Collection entries:
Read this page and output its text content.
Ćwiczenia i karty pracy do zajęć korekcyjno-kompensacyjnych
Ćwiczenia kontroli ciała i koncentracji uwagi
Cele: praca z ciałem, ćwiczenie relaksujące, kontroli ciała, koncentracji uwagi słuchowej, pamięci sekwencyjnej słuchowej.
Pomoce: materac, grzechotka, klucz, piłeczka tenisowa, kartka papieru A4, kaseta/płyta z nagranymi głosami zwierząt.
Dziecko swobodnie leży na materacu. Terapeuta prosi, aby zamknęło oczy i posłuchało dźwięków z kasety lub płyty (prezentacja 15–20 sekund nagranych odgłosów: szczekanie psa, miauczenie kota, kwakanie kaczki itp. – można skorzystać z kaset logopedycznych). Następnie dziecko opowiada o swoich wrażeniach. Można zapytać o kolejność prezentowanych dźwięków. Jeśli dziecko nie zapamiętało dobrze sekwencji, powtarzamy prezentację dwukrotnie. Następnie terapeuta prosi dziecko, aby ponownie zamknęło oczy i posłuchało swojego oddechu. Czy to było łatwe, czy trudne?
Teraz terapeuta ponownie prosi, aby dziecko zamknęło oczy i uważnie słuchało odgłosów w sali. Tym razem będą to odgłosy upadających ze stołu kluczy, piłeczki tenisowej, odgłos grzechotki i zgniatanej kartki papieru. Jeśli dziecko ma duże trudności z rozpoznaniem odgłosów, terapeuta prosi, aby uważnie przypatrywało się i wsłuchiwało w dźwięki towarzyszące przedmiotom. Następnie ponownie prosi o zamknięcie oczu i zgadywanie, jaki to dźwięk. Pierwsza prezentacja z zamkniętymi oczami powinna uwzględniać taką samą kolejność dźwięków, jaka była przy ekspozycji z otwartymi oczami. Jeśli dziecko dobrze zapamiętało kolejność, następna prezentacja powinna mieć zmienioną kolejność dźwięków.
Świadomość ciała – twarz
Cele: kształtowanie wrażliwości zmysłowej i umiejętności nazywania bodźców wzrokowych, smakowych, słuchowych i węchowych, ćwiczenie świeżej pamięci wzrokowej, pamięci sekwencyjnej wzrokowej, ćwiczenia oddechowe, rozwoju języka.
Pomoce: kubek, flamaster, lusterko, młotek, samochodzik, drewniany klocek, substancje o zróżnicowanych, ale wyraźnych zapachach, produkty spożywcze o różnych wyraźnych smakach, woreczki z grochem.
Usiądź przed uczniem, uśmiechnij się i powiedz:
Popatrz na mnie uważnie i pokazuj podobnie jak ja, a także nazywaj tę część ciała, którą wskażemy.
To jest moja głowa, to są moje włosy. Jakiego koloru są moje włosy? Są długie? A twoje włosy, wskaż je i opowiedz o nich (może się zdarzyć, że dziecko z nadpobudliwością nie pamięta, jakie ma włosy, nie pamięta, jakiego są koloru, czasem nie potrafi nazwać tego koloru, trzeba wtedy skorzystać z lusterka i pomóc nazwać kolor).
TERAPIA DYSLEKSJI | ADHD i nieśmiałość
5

• _Written request_:
Above are some records; extract every one of them exactly.

• _Reply to the exercise_:
Read this page and output its text content.
Ćwiczenia i karty pracy do zajęć korekcyjno-kompensacyjnych
Ćwiczenia kontroli ciała i koncentracji uwagi
Cele: praca z ciałem, ćwiczenie relaksujące, kontroli ciała, koncentracji uwagi słuchowej, pamięci sekwencyjnej słuchowej.
Pomoce: materac, grzechotka, klucz, piłeczka tenisowa, kartka papieru A4, kaseta/płyta z nagranymi głosami zwierząt.
Dziecko swobodnie leży na materacu. Terapeuta prosi, aby zamknęło oczy i posłuchało dźwięków z kasety lub płyty (prezentacja 15–20 sekund nagranych odgłosów: szczekanie psa, miauczenie kota, kwakanie kaczki itp. – można skorzystać z kaset logopedycznych). Następnie dziecko opowiada o swoich wrażeniach. Można zapytać o kolejność prezentowanych dźwięków. Jeśli dziecko nie zapamiętało dobrze sekwencji, powtarzamy prezentację dwukrotnie. Następnie terapeuta prosi dziecko, aby ponownie zamknęło oczy i posłuchało swojego oddechu. Czy to było łatwe, czy trudne?
Teraz terapeuta ponownie prosi, aby dziecko zamknęło oczy i uważnie słuchało odgłosów w sali. Tym razem będą to odgłosy upadających ze stołu kluczy, piłeczki tenisowej, odgłos grzechotki i zgniatanej kartki papieru. Jeśli dziecko ma duże trudności z rozpoznaniem odgłosów, terapeuta prosi, aby uważnie przypatrywało się i wsłuchiwało w dźwięki towarzyszące przedmiotom. Następnie ponownie prosi o zamknięcie oczu i zgadywanie, jaki to dźwięk. Pierwsza prezentacja z zamkniętymi oczami powinna uwzględniać taką samą kolejność dźwięków, jaka była przy ekspozycji z otwartymi oczami. Jeśli dziecko dobrze zapamiętało kolejność, następna prezentacja powinna mieć zmienioną kolejność dźwięków.
Świadomość ciała – twarz
Cele: kształtowanie wrażliwości zmysłowej i umiejętności nazywania bodźców wzrokowych, smakowych, słuchowych i węchowych, ćwiczenie świeżej pamięci wzrokowej, pamięci sekwencyjnej wzrokowej, ćwiczenia oddechowe, rozwoju języka.
Pomoce: kubek, flamaster, lusterko, młotek, samochodzik, drewniany klocek, substancje o zróżnicowanych, ale wyraźnych zapachach, produkty spożywcze o różnych wyraźnych smakach, woreczki z grochem.
Usiądź przed uczniem, uśmiechnij się i powiedz:
Popatrz na mnie uważnie i pokazuj podobnie jak ja, a także nazywaj tę część ciała, którą wskażemy.
To jest moja głowa, to są moje włosy. Jakiego koloru są moje włosy? Są długie? A twoje włosy, wskaż je i opowiedz o nich (może się zdarzyć, że dziecko z nadpobudliwością nie pamięta, jakie ma włosy, nie pamięta, jakiego są koloru, czasem nie potrafi nazwać tego koloru, trzeba wtedy skorzystać z lusterka i pomóc nazwać kolor).
TERAPIA DYSLEKSJI | ADHD i nieśmiałość
5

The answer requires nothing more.